[Dataset rows]
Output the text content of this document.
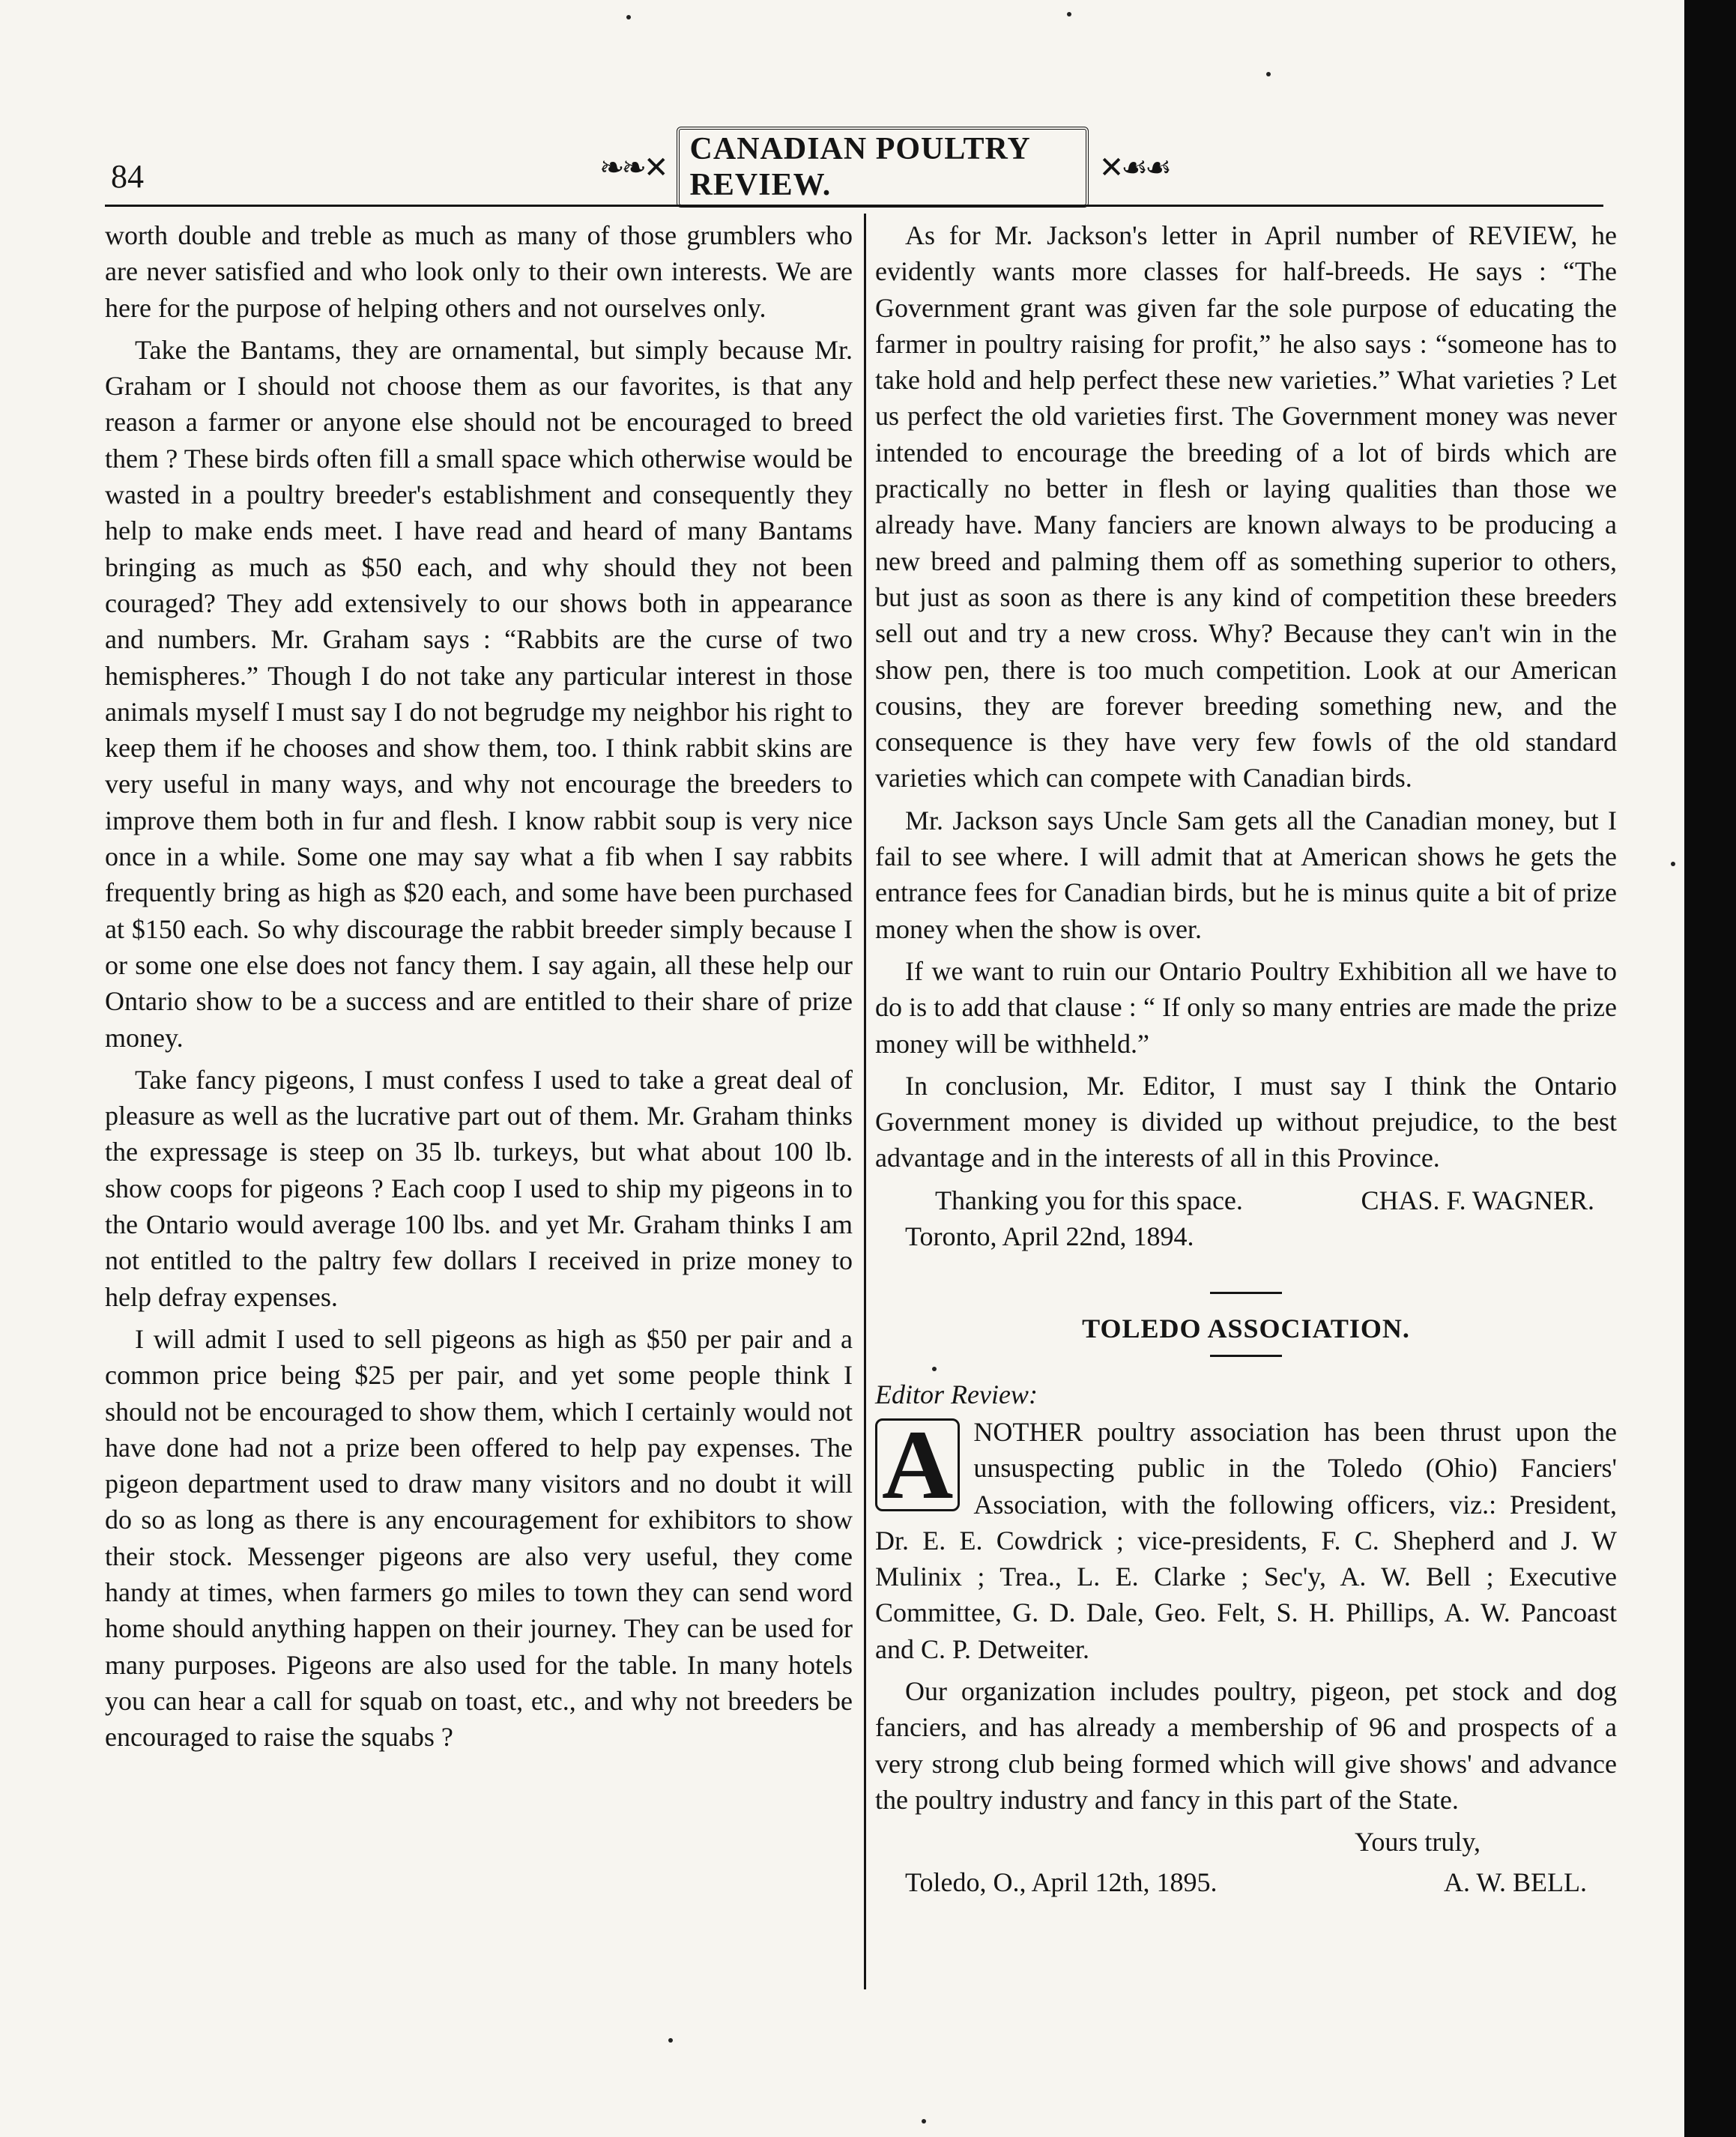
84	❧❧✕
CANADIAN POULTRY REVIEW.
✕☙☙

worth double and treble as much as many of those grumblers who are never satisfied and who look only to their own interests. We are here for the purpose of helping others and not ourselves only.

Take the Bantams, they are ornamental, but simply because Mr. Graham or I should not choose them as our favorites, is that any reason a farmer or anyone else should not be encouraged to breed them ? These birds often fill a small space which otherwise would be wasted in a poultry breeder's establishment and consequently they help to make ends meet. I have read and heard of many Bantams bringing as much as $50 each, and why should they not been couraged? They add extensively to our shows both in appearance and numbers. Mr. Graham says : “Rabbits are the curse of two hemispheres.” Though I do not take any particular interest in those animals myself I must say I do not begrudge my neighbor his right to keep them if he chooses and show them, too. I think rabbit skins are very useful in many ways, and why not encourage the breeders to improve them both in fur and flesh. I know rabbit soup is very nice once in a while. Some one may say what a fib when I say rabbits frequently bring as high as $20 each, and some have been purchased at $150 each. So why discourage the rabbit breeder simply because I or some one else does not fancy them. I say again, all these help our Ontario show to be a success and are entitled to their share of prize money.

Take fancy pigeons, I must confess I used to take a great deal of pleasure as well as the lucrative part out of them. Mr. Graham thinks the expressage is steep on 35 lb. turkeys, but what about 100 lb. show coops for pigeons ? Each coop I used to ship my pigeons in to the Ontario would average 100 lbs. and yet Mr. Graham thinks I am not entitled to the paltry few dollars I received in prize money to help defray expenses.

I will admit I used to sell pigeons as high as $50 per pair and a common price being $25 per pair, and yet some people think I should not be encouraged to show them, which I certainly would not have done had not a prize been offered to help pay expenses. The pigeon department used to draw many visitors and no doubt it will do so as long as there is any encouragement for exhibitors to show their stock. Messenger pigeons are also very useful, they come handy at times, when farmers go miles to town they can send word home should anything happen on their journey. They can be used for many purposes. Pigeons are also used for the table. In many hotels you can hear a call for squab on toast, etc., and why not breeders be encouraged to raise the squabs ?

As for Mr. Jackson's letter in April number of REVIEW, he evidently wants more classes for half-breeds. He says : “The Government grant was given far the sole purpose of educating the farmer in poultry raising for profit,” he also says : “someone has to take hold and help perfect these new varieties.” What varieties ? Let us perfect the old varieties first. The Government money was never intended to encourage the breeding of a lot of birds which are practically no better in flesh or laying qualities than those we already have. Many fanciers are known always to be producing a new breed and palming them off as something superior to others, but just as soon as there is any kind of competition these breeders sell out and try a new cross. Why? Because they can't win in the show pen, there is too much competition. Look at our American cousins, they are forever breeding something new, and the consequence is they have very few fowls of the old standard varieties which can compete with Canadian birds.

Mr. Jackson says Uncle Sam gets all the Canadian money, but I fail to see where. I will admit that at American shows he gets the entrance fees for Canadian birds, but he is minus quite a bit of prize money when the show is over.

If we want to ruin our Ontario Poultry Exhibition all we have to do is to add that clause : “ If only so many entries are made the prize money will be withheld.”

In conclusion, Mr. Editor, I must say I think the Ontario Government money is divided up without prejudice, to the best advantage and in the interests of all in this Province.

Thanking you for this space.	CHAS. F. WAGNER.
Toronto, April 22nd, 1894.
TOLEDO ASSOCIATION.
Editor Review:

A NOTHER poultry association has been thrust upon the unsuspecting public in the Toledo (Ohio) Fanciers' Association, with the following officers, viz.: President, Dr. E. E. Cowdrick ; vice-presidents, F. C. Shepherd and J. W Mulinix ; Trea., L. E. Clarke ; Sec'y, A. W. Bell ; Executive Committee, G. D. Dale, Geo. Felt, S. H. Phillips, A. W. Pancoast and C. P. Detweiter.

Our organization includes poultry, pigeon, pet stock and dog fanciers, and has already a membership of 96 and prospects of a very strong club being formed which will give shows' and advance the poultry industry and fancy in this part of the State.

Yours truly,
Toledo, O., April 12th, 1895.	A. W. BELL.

• Your goal
Collect the lines of the data that carry the word "only".

• Exercise output
worth double and treble as much as many of those grumblers who are never satisfied and who look only to their own interests. We are here for the purpose of helping others and not ourselves only.
If we want to ruin our Ontario Poultry Exhibition all we have to do is to add that clause : “ If only so many entries are made the prize money will be withheld.”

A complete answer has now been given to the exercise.